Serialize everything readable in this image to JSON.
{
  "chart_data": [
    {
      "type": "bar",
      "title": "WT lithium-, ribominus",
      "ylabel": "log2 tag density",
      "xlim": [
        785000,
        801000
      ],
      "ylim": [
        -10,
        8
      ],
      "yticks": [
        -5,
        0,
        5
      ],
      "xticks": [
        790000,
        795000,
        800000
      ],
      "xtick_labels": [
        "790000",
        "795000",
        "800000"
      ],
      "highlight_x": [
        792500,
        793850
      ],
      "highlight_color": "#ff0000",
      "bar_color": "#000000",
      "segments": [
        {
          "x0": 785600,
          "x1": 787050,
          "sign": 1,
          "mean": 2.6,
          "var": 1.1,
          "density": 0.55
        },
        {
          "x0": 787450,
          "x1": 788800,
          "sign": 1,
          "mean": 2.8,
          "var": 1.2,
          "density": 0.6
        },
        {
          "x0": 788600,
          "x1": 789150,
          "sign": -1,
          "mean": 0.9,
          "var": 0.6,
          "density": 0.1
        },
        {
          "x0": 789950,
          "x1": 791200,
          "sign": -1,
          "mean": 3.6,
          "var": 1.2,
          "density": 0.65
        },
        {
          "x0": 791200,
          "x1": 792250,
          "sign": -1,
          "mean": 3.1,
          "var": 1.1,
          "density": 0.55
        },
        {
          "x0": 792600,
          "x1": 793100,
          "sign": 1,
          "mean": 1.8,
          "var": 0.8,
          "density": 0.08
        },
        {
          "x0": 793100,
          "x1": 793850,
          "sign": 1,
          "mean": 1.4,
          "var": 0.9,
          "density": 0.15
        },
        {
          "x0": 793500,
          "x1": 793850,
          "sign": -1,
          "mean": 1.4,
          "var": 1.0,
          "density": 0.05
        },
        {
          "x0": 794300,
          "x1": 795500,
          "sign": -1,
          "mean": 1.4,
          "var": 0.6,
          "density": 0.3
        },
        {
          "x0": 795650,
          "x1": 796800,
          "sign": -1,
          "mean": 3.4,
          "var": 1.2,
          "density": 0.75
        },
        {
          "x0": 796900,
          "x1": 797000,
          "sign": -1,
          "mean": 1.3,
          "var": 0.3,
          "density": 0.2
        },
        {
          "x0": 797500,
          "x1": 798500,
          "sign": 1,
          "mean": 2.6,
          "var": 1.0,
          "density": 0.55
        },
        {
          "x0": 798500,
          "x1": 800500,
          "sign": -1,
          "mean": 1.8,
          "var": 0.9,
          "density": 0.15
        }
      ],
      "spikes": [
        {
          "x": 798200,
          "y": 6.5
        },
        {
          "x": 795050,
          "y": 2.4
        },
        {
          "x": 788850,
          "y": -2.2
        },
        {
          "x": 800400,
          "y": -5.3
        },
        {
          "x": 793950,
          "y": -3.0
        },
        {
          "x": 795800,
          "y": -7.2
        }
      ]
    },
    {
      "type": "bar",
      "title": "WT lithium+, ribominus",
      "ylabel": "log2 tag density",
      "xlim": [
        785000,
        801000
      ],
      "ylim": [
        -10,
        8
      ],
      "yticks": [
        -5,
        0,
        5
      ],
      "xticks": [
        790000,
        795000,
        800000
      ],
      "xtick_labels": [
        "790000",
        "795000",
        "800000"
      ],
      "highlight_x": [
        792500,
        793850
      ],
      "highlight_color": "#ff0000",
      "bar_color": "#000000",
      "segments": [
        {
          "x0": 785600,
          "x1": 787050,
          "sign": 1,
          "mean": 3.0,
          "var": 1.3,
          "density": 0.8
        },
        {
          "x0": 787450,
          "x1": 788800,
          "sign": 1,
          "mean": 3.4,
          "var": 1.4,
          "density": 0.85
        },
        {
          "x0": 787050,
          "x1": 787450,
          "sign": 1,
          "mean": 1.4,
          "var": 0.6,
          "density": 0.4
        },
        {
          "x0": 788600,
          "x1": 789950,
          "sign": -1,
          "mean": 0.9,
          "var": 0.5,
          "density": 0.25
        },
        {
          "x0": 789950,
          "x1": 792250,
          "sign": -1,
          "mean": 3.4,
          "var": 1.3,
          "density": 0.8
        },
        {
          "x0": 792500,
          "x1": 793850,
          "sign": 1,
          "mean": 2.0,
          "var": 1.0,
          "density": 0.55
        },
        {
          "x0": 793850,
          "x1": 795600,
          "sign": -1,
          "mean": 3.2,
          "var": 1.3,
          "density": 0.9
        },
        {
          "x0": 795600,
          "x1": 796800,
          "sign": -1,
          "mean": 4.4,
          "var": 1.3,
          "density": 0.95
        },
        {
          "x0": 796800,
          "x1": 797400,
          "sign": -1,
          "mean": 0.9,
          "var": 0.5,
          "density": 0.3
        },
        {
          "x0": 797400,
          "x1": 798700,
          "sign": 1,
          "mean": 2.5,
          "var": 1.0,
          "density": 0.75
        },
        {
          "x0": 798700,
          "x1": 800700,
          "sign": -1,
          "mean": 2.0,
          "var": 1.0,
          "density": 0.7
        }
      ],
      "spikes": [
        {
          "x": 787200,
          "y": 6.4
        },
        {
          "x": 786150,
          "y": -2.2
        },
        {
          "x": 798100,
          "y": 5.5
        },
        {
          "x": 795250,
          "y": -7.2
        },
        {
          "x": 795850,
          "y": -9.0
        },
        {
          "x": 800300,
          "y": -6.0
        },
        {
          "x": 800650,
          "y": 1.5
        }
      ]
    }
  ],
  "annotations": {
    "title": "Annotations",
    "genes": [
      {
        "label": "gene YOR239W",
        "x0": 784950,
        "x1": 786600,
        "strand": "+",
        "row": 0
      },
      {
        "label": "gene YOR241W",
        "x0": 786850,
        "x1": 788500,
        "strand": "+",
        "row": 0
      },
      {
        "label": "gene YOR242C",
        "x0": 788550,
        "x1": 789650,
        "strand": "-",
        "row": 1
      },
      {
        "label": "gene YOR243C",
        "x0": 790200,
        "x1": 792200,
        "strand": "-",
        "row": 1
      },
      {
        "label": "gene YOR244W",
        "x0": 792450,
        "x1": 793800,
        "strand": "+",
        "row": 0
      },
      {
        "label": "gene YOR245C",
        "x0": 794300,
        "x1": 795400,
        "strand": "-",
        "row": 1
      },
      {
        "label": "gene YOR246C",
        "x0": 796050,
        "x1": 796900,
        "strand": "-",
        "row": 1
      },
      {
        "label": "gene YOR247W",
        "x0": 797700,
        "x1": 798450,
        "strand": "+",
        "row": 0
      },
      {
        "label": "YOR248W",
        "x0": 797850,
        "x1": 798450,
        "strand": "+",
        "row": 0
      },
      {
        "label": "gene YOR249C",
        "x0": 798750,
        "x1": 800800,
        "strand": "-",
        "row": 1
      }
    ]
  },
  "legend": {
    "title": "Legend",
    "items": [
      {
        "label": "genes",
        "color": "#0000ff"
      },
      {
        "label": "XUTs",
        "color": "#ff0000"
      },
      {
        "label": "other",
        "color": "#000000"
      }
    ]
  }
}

## TASK TO CARRY OUT
Output all of the data exactly as given.

## ANSWER SECTION
Serialize everything readable in this image to JSON.
{
  "chart_data": [
    {
      "type": "bar",
      "title": "WT lithium-, ribominus",
      "ylabel": "log2 tag density",
      "xlim": [
        785000,
        801000
      ],
      "ylim": [
        -10,
        8
      ],
      "yticks": [
        -5,
        0,
        5
      ],
      "xticks": [
        790000,
        795000,
        800000
      ],
      "xtick_labels": [
        "790000",
        "795000",
        "800000"
      ],
      "highlight_x": [
        792500,
        793850
      ],
      "highlight_color": "#ff0000",
      "bar_color": "#000000",
      "segments": [
        {
          "x0": 785600,
          "x1": 787050,
          "sign": 1,
          "mean": 2.6,
          "var": 1.1,
          "density": 0.55
        },
        {
          "x0": 787450,
          "x1": 788800,
          "sign": 1,
          "mean": 2.8,
          "var": 1.2,
          "density": 0.6
        },
        {
          "x0": 788600,
          "x1": 789150,
          "sign": -1,
          "mean": 0.9,
          "var": 0.6,
          "density": 0.1
        },
        {
          "x0": 789950,
          "x1": 791200,
          "sign": -1,
          "mean": 3.6,
          "var": 1.2,
          "density": 0.65
        },
        {
          "x0": 791200,
          "x1": 792250,
          "sign": -1,
          "mean": 3.1,
          "var": 1.1,
          "density": 0.55
        },
        {
          "x0": 792600,
          "x1": 793100,
          "sign": 1,
          "mean": 1.8,
          "var": 0.8,
          "density": 0.08
        },
        {
          "x0": 793100,
          "x1": 793850,
          "sign": 1,
          "mean": 1.4,
          "var": 0.9,
          "density": 0.15
        },
        {
          "x0": 793500,
          "x1": 793850,
          "sign": -1,
          "mean": 1.4,
          "var": 1.0,
          "density": 0.05
        },
        {
          "x0": 794300,
          "x1": 795500,
          "sign": -1,
          "mean": 1.4,
          "var": 0.6,
          "density": 0.3
        },
        {
          "x0": 795650,
          "x1": 796800,
          "sign": -1,
          "mean": 3.4,
          "var": 1.2,
          "density": 0.75
        },
        {
          "x0": 796900,
          "x1": 797000,
          "sign": -1,
          "mean": 1.3,
          "var": 0.3,
          "density": 0.2
        },
        {
          "x0": 797500,
          "x1": 798500,
          "sign": 1,
          "mean": 2.6,
          "var": 1.0,
          "density": 0.55
        },
        {
          "x0": 798500,
          "x1": 800500,
          "sign": -1,
          "mean": 1.8,
          "var": 0.9,
          "density": 0.15
        }
      ],
      "spikes": [
        {
          "x": 798200,
          "y": 6.5
        },
        {
          "x": 795050,
          "y": 2.4
        },
        {
          "x": 788850,
          "y": -2.2
        },
        {
          "x": 800400,
          "y": -5.3
        },
        {
          "x": 793950,
          "y": -3.0
        },
        {
          "x": 795800,
          "y": -7.2
        }
      ]
    },
    {
      "type": "bar",
      "title": "WT lithium+, ribominus",
      "ylabel": "log2 tag density",
      "xlim": [
        785000,
        801000
      ],
      "ylim": [
        -10,
        8
      ],
      "yticks": [
        -5,
        0,
        5
      ],
      "xticks": [
        790000,
        795000,
        800000
      ],
      "xtick_labels": [
        "790000",
        "795000",
        "800000"
      ],
      "highlight_x": [
        792500,
        793850
      ],
      "highlight_color": "#ff0000",
      "bar_color": "#000000",
      "segments": [
        {
          "x0": 785600,
          "x1": 787050,
          "sign": 1,
          "mean": 3.0,
          "var": 1.3,
          "density": 0.8
        },
        {
          "x0": 787450,
          "x1": 788800,
          "sign": 1,
          "mean": 3.4,
          "var": 1.4,
          "density": 0.85
        },
        {
          "x0": 787050,
          "x1": 787450,
          "sign": 1,
          "mean": 1.4,
          "var": 0.6,
          "density": 0.4
        },
        {
          "x0": 788600,
          "x1": 789950,
          "sign": -1,
          "mean": 0.9,
          "var": 0.5,
          "density": 0.25
        },
        {
          "x0": 789950,
          "x1": 792250,
          "sign": -1,
          "mean": 3.4,
          "var": 1.3,
          "density": 0.8
        },
        {
          "x0": 792500,
          "x1": 793850,
          "sign": 1,
          "mean": 2.0,
          "var": 1.0,
          "density": 0.55
        },
        {
          "x0": 793850,
          "x1": 795600,
          "sign": -1,
          "mean": 3.2,
          "var": 1.3,
          "density": 0.9
        },
        {
          "x0": 795600,
          "x1": 796800,
          "sign": -1,
          "mean": 4.4,
          "var": 1.3,
          "density": 0.95
        },
        {
          "x0": 796800,
          "x1": 797400,
          "sign": -1,
          "mean": 0.9,
          "var": 0.5,
          "density": 0.3
        },
        {
          "x0": 797400,
          "x1": 798700,
          "sign": 1,
          "mean": 2.5,
          "var": 1.0,
          "density": 0.75
        },
        {
          "x0": 798700,
          "x1": 800700,
          "sign": -1,
          "mean": 2.0,
          "var": 1.0,
          "density": 0.7
        }
      ],
      "spikes": [
        {
          "x": 787200,
          "y": 6.4
        },
        {
          "x": 786150,
          "y": -2.2
        },
        {
          "x": 798100,
          "y": 5.5
        },
        {
          "x": 795250,
          "y": -7.2
        },
        {
          "x": 795850,
          "y": -9.0
        },
        {
          "x": 800300,
          "y": -6.0
        },
        {
          "x": 800650,
          "y": 1.5
        }
      ]
    }
  ],
  "annotations": {
    "title": "Annotations",
    "genes": [
      {
        "label": "gene YOR239W",
        "x0": 784950,
        "x1": 786600,
        "strand": "+",
        "row": 0
      },
      {
        "label": "gene YOR241W",
        "x0": 786850,
        "x1": 788500,
        "strand": "+",
        "row": 0
      },
      {
        "label": "gene YOR242C",
        "x0": 788550,
        "x1": 789650,
        "strand": "-",
        "row": 1
      },
      {
        "label": "gene YOR243C",
        "x0": 790200,
        "x1": 792200,
        "strand": "-",
        "row": 1
      },
      {
        "label": "gene YOR244W",
        "x0": 792450,
        "x1": 793800,
        "strand": "+",
        "row": 0
      },
      {
        "label": "gene YOR245C",
        "x0": 794300,
        "x1": 795400,
        "strand": "-",
        "row": 1
      },
      {
        "label": "gene YOR246C",
        "x0": 796050,
        "x1": 796900,
        "strand": "-",
        "row": 1
      },
      {
        "label": "gene YOR247W",
        "x0": 797700,
        "x1": 798450,
        "strand": "+",
        "row": 0
      },
      {
        "label": "YOR248W",
        "x0": 797850,
        "x1": 798450,
        "strand": "+",
        "row": 0
      },
      {
        "label": "gene YOR249C",
        "x0": 798750,
        "x1": 800800,
        "strand": "-",
        "row": 1
      }
    ]
  },
  "legend": {
    "title": "Legend",
    "items": [
      {
        "label": "genes",
        "color": "#0000ff"
      },
      {
        "label": "XUTs",
        "color": "#ff0000"
      },
      {
        "label": "other",
        "color": "#000000"
      }
    ]
  }
}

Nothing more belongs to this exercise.